Short problem: From the entries below, copy every line holding the word "What".

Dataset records
"""
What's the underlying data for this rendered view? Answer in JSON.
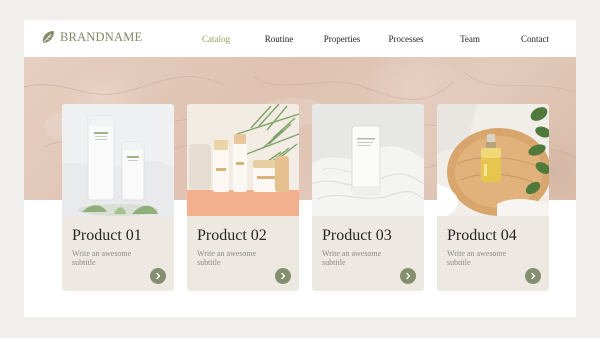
{
  "brand": {
    "name": "BRANDNAME",
    "icon": "leaf-icon",
    "color": "#7f8b67"
  },
  "nav": {
    "items": [
      {
        "label": "Catalog",
        "active": true
      },
      {
        "label": "Routine"
      },
      {
        "label": "Properties"
      },
      {
        "label": "Processes"
      },
      {
        "label": "Team"
      },
      {
        "label": "Contact"
      }
    ],
    "active_color": "#90a35c"
  },
  "products": [
    {
      "title": "Product 01",
      "subtitle": "Write an awesome subtitle",
      "image": "two white cream tubes on marble",
      "action_icon": "chevron-right-icon"
    },
    {
      "title": "Product 02",
      "subtitle": "Write an awesome subtitle",
      "image": "serum bottles with palm leaf on peach backdrop",
      "action_icon": "chevron-right-icon"
    },
    {
      "title": "Product 03",
      "subtitle": "Write an awesome subtitle",
      "image": "white tube on white fabric",
      "action_icon": "chevron-right-icon"
    },
    {
      "title": "Product 04",
      "subtitle": "Write an awesome subtitle",
      "image": "dropper oil bottle on wooden tray with leaves",
      "action_icon": "chevron-right-icon"
    }
  ],
  "colors": {
    "card_bg": "#ede9e2",
    "button": "#858e6e",
    "page_bg": "#f1efeb"
  }
}
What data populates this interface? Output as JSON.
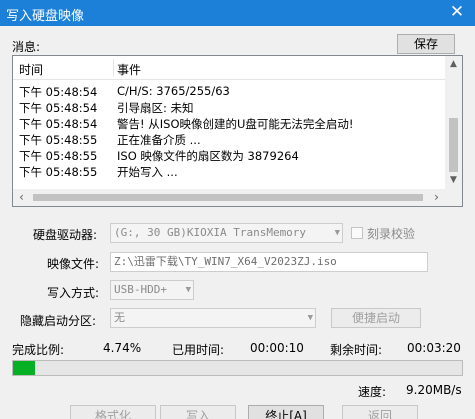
{
  "window": {
    "title": "写入硬盘映像",
    "close_glyph": "✕"
  },
  "messages": {
    "label": "消息:",
    "save_label": "保存",
    "col_time": "时间",
    "col_event": "事件",
    "rows": [
      {
        "time": "下午 05:48:54",
        "event": "C/H/S: 3765/255/63"
      },
      {
        "time": "下午 05:48:54",
        "event": "引导扇区: 未知"
      },
      {
        "time": "下午 05:48:54",
        "event": "警告! 从ISO映像创建的U盘可能无法完全启动!"
      },
      {
        "time": "下午 05:48:55",
        "event": "正在准备介质 ..."
      },
      {
        "time": "下午 05:48:55",
        "event": "ISO 映像文件的扇区数为 3879264"
      },
      {
        "time": "下午 05:48:55",
        "event": "开始写入 ..."
      }
    ]
  },
  "form": {
    "drive_label": "硬盘驱动器:",
    "drive_value": "(G:, 30 GB)KIOXIA  TransMemory",
    "verify_label": "刻录校验",
    "image_label": "映像文件:",
    "image_value": "Z:\\迅雷下载\\TY_WIN7_X64_V2023ZJ.iso",
    "method_label": "写入方式:",
    "method_value": "USB-HDD+",
    "hidden_label": "隐藏启动分区:",
    "hidden_value": "无",
    "portable_label": "便捷启动"
  },
  "progress": {
    "done_label": "完成比例:",
    "done_value": "4.74%",
    "done_fraction": 0.0474,
    "elapsed_label": "已用时间:",
    "elapsed_value": "00:00:10",
    "remaining_label": "剩余时间:",
    "remaining_value": "00:03:20",
    "speed_label": "速度:",
    "speed_value": "9.20MB/s"
  },
  "buttons": {
    "format": "格式化",
    "write": "写入",
    "abort": "终止[A]",
    "back": "返回"
  }
}
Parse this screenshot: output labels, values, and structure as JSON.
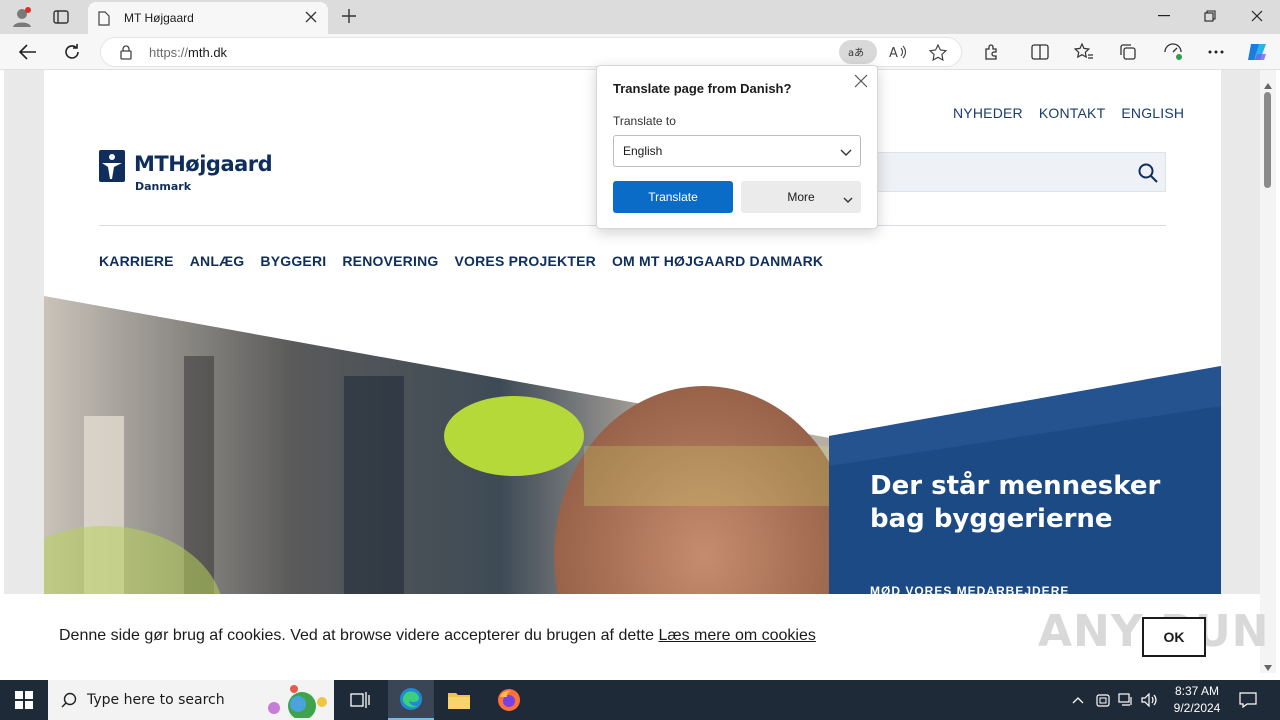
{
  "browser": {
    "tab_title": "MT Højgaard",
    "url_protocol": "https://",
    "url_host": "mth.dk"
  },
  "site": {
    "logo_name": "MTHøjgaard",
    "logo_sub": "Danmark",
    "utility_links": [
      "NYHEDER",
      "KONTAKT",
      "ENGLISH"
    ],
    "nav": [
      "KARRIERE",
      "ANLÆG",
      "BYGGERI",
      "RENOVERING",
      "VORES PROJEKTER",
      "OM MT HØJGAARD DANMARK"
    ],
    "hero_title_line1": "Der står mennesker",
    "hero_title_line2": "bag byggerierne",
    "hero_sub": "MØD VORES MEDARBEJDERE",
    "brand_color": "#0f2e5c",
    "hero_panel_color": "#1c4a84"
  },
  "translate_popup": {
    "title": "Translate page from Danish?",
    "label": "Translate to",
    "selected_language": "English",
    "translate_button": "Translate",
    "more_button": "More"
  },
  "cookie_banner": {
    "message": "Denne side gør brug af cookies. Ved at browse videre accepterer du brugen af dette",
    "link": "Læs mere om cookies",
    "ok": "OK"
  },
  "watermark": "ANY RUN",
  "taskbar": {
    "search_placeholder": "Type here to search",
    "time": "8:37 AM",
    "date": "9/2/2024"
  }
}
"""
Completed task:
What's the underlying data for this rendered view? Answer in JSON.
What data populates this interface? Output as JSON.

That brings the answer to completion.